### Given instruction
Copy the lines holding the word "this", all of them.

### Material provided
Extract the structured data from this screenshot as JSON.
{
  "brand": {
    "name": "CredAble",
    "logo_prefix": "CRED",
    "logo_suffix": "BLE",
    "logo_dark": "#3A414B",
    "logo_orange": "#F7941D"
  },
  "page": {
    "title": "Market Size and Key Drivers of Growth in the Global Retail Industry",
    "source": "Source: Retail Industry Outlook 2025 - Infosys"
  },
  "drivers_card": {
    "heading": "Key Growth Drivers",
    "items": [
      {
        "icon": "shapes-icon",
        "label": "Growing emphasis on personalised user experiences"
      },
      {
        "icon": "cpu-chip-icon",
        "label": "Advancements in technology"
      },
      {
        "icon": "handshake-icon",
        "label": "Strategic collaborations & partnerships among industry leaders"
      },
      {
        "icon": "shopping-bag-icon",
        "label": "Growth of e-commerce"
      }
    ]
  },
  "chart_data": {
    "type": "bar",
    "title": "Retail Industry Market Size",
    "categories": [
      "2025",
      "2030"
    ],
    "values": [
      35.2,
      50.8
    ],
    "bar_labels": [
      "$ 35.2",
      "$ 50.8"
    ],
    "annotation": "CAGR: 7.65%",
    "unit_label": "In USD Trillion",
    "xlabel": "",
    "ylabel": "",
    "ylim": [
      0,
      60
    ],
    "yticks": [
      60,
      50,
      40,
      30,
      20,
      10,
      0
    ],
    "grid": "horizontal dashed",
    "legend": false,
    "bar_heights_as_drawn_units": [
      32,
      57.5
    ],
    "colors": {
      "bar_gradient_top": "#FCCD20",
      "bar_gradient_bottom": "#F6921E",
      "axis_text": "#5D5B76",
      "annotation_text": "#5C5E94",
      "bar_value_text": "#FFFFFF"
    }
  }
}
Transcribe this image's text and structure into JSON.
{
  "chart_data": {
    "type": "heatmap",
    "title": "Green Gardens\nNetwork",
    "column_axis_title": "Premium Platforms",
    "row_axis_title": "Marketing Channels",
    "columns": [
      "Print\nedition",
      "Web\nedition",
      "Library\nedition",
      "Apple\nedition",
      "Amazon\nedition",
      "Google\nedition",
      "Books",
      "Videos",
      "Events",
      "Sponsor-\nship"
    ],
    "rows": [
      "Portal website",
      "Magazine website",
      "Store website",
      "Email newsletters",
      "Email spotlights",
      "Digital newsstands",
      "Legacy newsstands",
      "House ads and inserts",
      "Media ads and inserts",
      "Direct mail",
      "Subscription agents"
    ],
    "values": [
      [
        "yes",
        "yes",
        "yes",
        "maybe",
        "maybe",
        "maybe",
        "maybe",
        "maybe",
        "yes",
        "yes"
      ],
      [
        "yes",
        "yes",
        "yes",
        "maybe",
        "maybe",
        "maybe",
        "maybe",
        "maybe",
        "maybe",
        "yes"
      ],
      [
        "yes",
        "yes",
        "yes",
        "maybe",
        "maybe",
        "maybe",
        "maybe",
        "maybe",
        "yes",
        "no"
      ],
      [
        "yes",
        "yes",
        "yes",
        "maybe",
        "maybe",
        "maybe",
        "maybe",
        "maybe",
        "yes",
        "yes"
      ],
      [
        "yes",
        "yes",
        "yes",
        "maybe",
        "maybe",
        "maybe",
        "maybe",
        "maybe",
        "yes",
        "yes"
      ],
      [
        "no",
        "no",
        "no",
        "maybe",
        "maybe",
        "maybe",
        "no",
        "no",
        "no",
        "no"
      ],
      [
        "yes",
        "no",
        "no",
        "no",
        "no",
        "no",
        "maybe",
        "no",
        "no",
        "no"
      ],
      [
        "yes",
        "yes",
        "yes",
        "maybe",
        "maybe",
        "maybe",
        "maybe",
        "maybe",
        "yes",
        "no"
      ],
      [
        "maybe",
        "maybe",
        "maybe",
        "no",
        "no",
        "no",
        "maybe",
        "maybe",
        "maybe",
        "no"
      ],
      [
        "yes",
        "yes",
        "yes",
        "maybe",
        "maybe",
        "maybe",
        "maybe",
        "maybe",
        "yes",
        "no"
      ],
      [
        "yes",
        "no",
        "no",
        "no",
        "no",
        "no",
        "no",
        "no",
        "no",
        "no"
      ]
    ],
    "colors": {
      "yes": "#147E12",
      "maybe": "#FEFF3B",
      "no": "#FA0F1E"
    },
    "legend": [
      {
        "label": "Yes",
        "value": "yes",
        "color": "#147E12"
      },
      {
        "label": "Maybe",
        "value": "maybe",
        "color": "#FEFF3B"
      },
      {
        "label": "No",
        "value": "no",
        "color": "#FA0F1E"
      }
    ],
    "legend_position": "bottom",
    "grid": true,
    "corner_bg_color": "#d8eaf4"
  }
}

### Right answer
Extract the structured data from this screenshot as JSON.
Transcribe this image's text and structure into JSON.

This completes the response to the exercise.